* _WHAT THE TASK REQUIRES_:
Go through the material below and report how many lines contain "Turn". Give only the number.
* START PROVIDED DATA *
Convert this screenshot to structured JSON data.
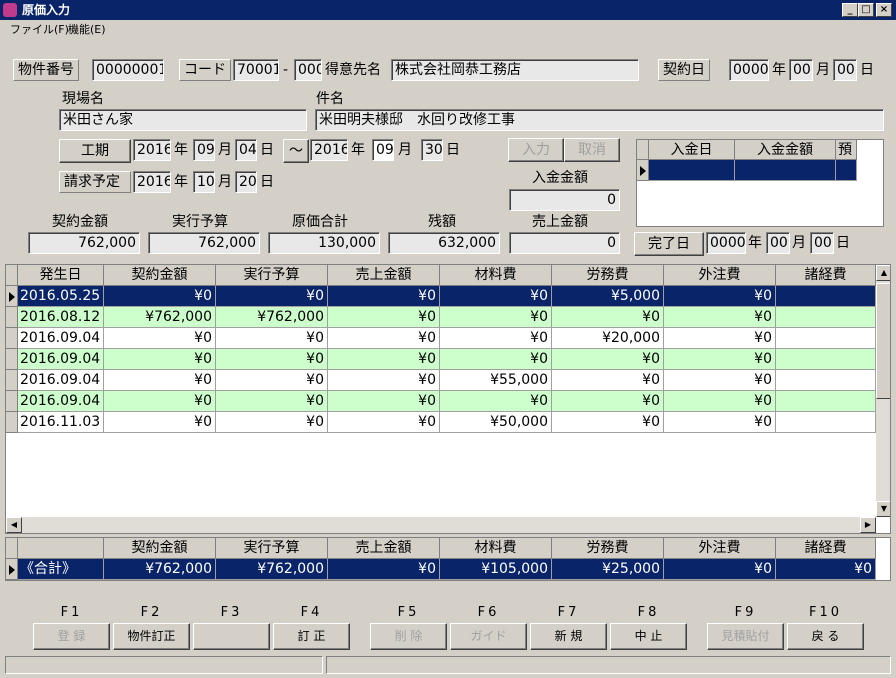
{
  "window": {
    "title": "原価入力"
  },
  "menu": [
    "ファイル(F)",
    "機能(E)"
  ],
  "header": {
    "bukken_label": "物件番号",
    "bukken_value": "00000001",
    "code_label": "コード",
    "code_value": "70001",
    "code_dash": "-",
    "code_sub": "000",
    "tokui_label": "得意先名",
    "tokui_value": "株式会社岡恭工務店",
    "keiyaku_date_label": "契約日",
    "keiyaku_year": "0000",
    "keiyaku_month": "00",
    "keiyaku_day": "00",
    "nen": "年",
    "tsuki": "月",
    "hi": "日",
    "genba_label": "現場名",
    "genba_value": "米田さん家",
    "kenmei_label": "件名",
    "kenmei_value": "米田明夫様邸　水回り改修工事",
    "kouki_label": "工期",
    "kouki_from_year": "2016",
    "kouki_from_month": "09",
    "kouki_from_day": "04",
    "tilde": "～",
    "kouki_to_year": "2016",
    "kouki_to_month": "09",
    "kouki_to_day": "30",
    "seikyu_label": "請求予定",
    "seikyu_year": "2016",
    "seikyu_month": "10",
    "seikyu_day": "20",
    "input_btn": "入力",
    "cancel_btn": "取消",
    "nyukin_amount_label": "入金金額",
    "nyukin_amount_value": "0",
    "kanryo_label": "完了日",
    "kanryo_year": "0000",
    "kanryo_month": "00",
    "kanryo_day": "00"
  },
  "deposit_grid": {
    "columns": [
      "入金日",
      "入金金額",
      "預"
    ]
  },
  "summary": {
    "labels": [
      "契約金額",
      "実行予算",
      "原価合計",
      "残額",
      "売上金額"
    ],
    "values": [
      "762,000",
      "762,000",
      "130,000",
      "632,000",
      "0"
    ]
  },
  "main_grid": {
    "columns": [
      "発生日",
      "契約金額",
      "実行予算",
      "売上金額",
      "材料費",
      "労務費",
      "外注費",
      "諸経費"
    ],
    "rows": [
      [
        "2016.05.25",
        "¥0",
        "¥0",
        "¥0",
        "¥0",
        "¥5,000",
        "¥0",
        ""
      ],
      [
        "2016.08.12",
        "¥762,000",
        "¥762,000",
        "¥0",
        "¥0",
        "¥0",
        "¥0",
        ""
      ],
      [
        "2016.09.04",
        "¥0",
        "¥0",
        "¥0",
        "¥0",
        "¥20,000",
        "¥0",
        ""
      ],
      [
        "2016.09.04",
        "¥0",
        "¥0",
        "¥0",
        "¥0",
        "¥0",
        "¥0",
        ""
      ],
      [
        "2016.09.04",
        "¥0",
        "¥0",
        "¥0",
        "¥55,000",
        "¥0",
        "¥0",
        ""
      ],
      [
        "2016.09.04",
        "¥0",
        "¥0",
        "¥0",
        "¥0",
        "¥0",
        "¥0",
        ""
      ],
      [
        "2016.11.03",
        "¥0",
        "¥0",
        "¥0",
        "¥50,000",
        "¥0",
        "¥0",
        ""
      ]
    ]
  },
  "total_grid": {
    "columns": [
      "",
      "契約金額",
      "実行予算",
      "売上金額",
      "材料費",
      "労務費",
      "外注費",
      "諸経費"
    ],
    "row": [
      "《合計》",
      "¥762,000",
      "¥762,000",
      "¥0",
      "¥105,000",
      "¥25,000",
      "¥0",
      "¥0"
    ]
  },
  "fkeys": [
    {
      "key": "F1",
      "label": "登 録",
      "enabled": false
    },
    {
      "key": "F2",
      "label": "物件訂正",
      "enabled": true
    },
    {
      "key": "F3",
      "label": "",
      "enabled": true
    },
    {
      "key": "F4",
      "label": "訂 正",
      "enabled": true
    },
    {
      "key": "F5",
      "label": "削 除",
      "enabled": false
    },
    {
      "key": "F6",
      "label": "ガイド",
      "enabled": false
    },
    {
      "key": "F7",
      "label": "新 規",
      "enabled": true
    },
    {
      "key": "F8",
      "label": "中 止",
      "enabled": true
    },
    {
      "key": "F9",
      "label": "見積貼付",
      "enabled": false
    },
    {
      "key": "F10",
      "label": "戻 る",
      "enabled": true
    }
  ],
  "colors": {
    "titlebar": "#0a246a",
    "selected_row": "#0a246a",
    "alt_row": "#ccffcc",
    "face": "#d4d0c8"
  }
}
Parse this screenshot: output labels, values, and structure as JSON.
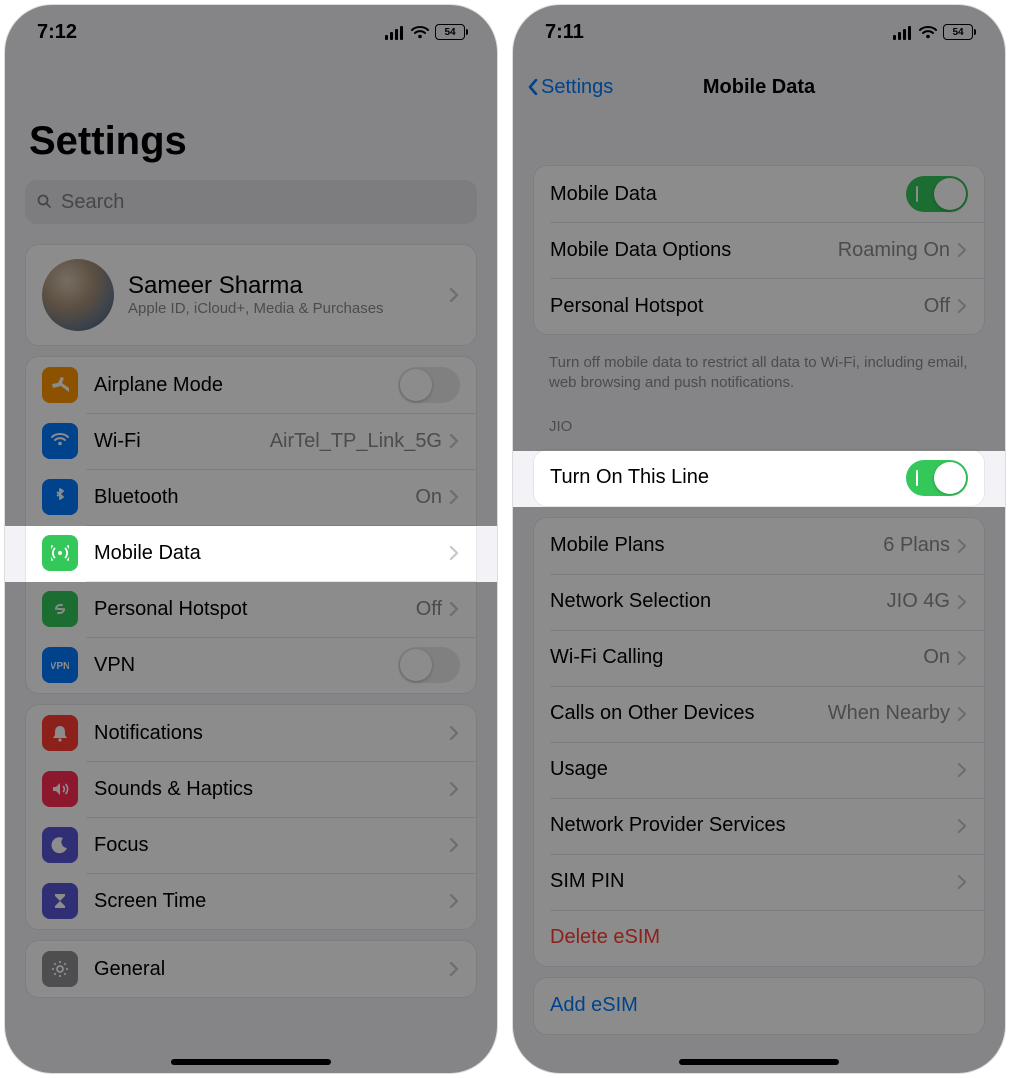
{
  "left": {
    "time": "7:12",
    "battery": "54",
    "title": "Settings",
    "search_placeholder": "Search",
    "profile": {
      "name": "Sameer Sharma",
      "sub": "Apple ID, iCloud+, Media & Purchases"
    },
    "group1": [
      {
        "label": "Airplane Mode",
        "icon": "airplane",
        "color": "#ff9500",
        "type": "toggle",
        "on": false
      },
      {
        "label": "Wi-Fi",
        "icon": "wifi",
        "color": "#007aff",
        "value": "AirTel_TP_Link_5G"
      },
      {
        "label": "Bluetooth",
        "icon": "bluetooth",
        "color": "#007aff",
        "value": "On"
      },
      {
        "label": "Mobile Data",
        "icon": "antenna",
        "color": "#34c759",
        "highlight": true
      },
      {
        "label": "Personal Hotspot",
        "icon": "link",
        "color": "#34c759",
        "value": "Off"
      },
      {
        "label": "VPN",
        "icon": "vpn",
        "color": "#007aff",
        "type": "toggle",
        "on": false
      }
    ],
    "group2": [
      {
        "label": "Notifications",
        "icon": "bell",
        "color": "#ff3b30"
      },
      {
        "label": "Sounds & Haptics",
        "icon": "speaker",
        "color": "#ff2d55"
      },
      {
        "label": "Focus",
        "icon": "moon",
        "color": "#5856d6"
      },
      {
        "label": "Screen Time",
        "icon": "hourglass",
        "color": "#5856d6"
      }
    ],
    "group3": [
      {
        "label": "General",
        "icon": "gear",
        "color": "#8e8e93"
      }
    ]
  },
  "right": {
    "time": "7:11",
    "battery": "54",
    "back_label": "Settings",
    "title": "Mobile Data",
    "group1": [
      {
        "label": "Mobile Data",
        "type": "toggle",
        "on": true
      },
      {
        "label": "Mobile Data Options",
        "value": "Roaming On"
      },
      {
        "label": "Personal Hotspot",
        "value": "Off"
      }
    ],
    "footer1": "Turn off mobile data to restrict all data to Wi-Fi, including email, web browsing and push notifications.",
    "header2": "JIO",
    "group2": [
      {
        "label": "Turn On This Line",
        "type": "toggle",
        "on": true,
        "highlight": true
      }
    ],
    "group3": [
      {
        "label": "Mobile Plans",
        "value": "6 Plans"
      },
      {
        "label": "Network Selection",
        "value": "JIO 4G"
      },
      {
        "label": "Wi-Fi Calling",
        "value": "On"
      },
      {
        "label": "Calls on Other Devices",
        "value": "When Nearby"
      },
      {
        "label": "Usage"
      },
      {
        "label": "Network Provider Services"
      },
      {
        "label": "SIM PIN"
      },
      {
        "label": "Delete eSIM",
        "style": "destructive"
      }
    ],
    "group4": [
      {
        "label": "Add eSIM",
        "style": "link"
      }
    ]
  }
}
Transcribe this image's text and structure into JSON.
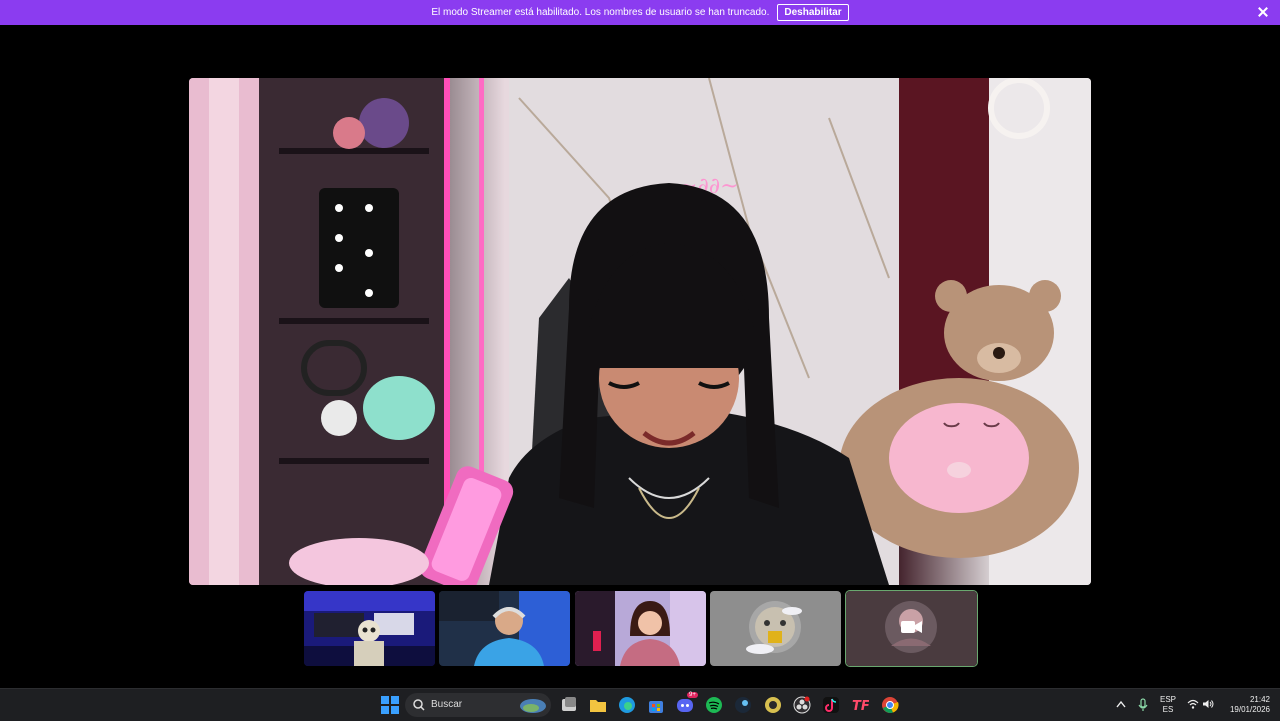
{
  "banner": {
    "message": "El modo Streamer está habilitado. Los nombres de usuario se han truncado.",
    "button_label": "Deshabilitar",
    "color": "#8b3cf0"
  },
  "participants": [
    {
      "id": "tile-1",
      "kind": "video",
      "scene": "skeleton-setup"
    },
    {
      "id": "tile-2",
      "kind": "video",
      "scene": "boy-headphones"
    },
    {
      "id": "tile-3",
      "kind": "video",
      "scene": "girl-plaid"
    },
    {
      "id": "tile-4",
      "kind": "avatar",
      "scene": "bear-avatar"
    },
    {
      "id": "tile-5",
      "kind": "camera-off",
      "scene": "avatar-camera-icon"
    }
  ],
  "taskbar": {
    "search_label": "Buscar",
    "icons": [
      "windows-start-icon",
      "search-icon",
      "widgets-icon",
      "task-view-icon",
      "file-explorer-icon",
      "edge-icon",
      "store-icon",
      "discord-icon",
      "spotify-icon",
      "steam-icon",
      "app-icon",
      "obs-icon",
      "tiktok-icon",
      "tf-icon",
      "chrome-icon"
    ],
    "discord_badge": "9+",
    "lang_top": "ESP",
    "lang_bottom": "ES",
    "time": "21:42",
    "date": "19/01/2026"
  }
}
* END PROVIDED DATA *
* _RESPONSE TO THIS EXERCISE_:
2